*EXERCISE DIRECTIONS*:
Please report every line from the material that contains the word "annotation".

*Items from a figure collection*:
══════════

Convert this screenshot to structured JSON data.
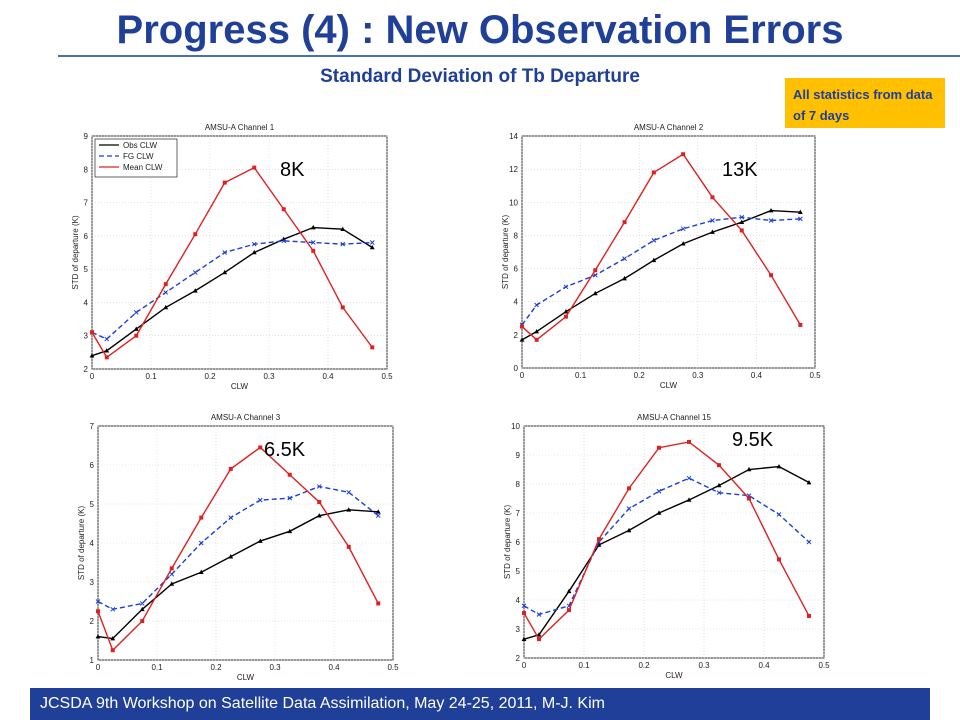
{
  "title": "Progress (4) : New Observation Errors",
  "subtitle": "Standard Deviation of Tb Departure",
  "note": "All statistics from data of 7 days",
  "footer": "JCSDA 9th Workshop on Satellite Data Assimilation, May 24-25, 2011,     M-J.  Kim",
  "colors": {
    "obs": "#000000",
    "fg": "#1a3fd6",
    "mean": "#e02020",
    "title": "#1f3f99",
    "note_bg": "#ffc000"
  },
  "chart_data": [
    {
      "type": "line",
      "title": "AMSU-A Channel 1",
      "xlabel": "CLW",
      "ylabel": "STD of departure (K)",
      "annotation": "8K",
      "xlim": [
        0,
        0.5
      ],
      "ylim": [
        2,
        9
      ],
      "xticks": [
        0,
        0.1,
        0.2,
        0.3,
        0.4,
        0.5
      ],
      "yticks": [
        2,
        3,
        4,
        5,
        6,
        7,
        8,
        9
      ],
      "legend": "top-left",
      "x": [
        0,
        0.025,
        0.075,
        0.125,
        0.175,
        0.225,
        0.275,
        0.325,
        0.375,
        0.425,
        0.475
      ],
      "series": [
        {
          "name": "Obs CLW",
          "values": [
            2.4,
            2.55,
            3.2,
            3.85,
            4.35,
            4.9,
            5.5,
            5.9,
            6.25,
            6.2,
            5.65
          ]
        },
        {
          "name": "FG CLW",
          "values": [
            3.1,
            2.9,
            3.7,
            4.3,
            4.9,
            5.5,
            5.75,
            5.85,
            5.8,
            5.75,
            5.8
          ]
        },
        {
          "name": "Mean CLW",
          "values": [
            3.1,
            2.35,
            3.0,
            4.55,
            6.05,
            7.6,
            8.05,
            6.8,
            5.55,
            3.85,
            2.65
          ]
        }
      ]
    },
    {
      "type": "line",
      "title": "AMSU-A Channel 2",
      "xlabel": "CLW",
      "ylabel": "STD of departure (K)",
      "annotation": "13K",
      "xlim": [
        0,
        0.5
      ],
      "ylim": [
        0,
        14
      ],
      "xticks": [
        0,
        0.1,
        0.2,
        0.3,
        0.4,
        0.5
      ],
      "yticks": [
        0,
        2,
        4,
        6,
        8,
        10,
        12,
        14
      ],
      "x": [
        0,
        0.025,
        0.075,
        0.125,
        0.175,
        0.225,
        0.275,
        0.325,
        0.375,
        0.425,
        0.475
      ],
      "series": [
        {
          "name": "Obs CLW",
          "values": [
            1.7,
            2.2,
            3.4,
            4.5,
            5.4,
            6.5,
            7.5,
            8.2,
            8.8,
            9.5,
            9.4
          ]
        },
        {
          "name": "FG CLW",
          "values": [
            2.6,
            3.8,
            4.9,
            5.6,
            6.6,
            7.7,
            8.4,
            8.9,
            9.1,
            8.9,
            9.0
          ]
        },
        {
          "name": "Mean CLW",
          "values": [
            2.5,
            1.7,
            3.1,
            5.9,
            8.8,
            11.8,
            12.9,
            10.3,
            8.3,
            5.6,
            2.6
          ]
        }
      ]
    },
    {
      "type": "line",
      "title": "AMSU-A Channel 3",
      "xlabel": "CLW",
      "ylabel": "STD of departure (K)",
      "annotation": "6.5K",
      "xlim": [
        0,
        0.5
      ],
      "ylim": [
        1,
        7
      ],
      "xticks": [
        0,
        0.1,
        0.2,
        0.3,
        0.4,
        0.5
      ],
      "yticks": [
        1,
        2,
        3,
        4,
        5,
        6,
        7
      ],
      "x": [
        0,
        0.025,
        0.075,
        0.125,
        0.175,
        0.225,
        0.275,
        0.325,
        0.375,
        0.425,
        0.475
      ],
      "series": [
        {
          "name": "Obs CLW",
          "values": [
            1.6,
            1.55,
            2.3,
            2.95,
            3.25,
            3.65,
            4.05,
            4.3,
            4.7,
            4.85,
            4.8
          ]
        },
        {
          "name": "FG CLW",
          "values": [
            2.5,
            2.3,
            2.45,
            3.2,
            4.0,
            4.65,
            5.1,
            5.15,
            5.45,
            5.3,
            4.7
          ]
        },
        {
          "name": "Mean CLW",
          "values": [
            2.25,
            1.25,
            2.0,
            3.35,
            4.65,
            5.9,
            6.45,
            5.75,
            5.05,
            3.9,
            2.45
          ]
        }
      ]
    },
    {
      "type": "line",
      "title": "AMSU-A Channel 15",
      "xlabel": "CLW",
      "ylabel": "STD of departure (K)",
      "annotation": "9.5K",
      "xlim": [
        0,
        0.5
      ],
      "ylim": [
        2,
        10
      ],
      "xticks": [
        0,
        0.1,
        0.2,
        0.3,
        0.4,
        0.5
      ],
      "yticks": [
        2,
        3,
        4,
        5,
        6,
        7,
        8,
        9,
        10
      ],
      "x": [
        0,
        0.025,
        0.075,
        0.125,
        0.175,
        0.225,
        0.275,
        0.325,
        0.375,
        0.425,
        0.475
      ],
      "series": [
        {
          "name": "Obs CLW",
          "values": [
            2.65,
            2.8,
            4.3,
            5.9,
            6.4,
            7.0,
            7.45,
            7.95,
            8.5,
            8.6,
            8.05
          ]
        },
        {
          "name": "FG CLW",
          "values": [
            3.8,
            3.5,
            3.8,
            6.0,
            7.15,
            7.75,
            8.2,
            7.7,
            7.6,
            6.95,
            6.0
          ]
        },
        {
          "name": "Mean CLW",
          "values": [
            3.55,
            2.65,
            3.65,
            6.1,
            7.85,
            9.25,
            9.45,
            8.65,
            7.5,
            5.4,
            3.45
          ]
        }
      ]
    }
  ]
}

══════════

*EXERCISE RESPONSE*:
      "annotation": "8K",
      "annotation": "13K",
      "annotation": "6.5K",
      "annotation": "9.5K",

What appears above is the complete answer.